= Exercise requirements =
Write out every record in full, exactly as written, please.
[BEGIN Material for this task]
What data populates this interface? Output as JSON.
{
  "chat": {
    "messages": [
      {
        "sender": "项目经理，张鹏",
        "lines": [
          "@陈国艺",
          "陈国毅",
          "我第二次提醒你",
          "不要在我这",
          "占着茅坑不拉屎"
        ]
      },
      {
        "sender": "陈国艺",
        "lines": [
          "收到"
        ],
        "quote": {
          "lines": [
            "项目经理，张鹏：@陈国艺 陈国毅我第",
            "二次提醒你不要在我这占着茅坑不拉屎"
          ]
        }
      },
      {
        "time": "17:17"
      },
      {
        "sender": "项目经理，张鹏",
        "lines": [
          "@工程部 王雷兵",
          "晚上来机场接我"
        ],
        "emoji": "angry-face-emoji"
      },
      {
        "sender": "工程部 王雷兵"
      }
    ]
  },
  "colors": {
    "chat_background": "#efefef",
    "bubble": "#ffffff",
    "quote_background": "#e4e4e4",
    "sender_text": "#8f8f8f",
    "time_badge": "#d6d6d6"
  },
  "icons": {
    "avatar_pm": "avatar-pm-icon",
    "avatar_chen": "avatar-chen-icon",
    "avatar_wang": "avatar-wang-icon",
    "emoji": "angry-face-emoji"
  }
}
[END Material for this task]
= Answer to this problem =
What data populates this interface? Output as JSON.
{
  "chat": {
    "messages": [
      {
        "sender": "项目经理，张鹏",
        "lines": [
          "@陈国艺",
          "陈国毅",
          "我第二次提醒你",
          "不要在我这",
          "占着茅坑不拉屎"
        ]
      },
      {
        "sender": "陈国艺",
        "lines": [
          "收到"
        ],
        "quote": {
          "lines": [
            "项目经理，张鹏：@陈国艺 陈国毅我第",
            "二次提醒你不要在我这占着茅坑不拉屎"
          ]
        }
      },
      {
        "time": "17:17"
      },
      {
        "sender": "项目经理，张鹏",
        "lines": [
          "@工程部 王雷兵",
          "晚上来机场接我"
        ],
        "emoji": "angry-face-emoji"
      },
      {
        "sender": "工程部 王雷兵"
      }
    ]
  },
  "colors": {
    "chat_background": "#efefef",
    "bubble": "#ffffff",
    "quote_background": "#e4e4e4",
    "sender_text": "#8f8f8f",
    "time_badge": "#d6d6d6"
  },
  "icons": {
    "avatar_pm": "avatar-pm-icon",
    "avatar_chen": "avatar-chen-icon",
    "avatar_wang": "avatar-wang-icon",
    "emoji": "angry-face-emoji"
  }
}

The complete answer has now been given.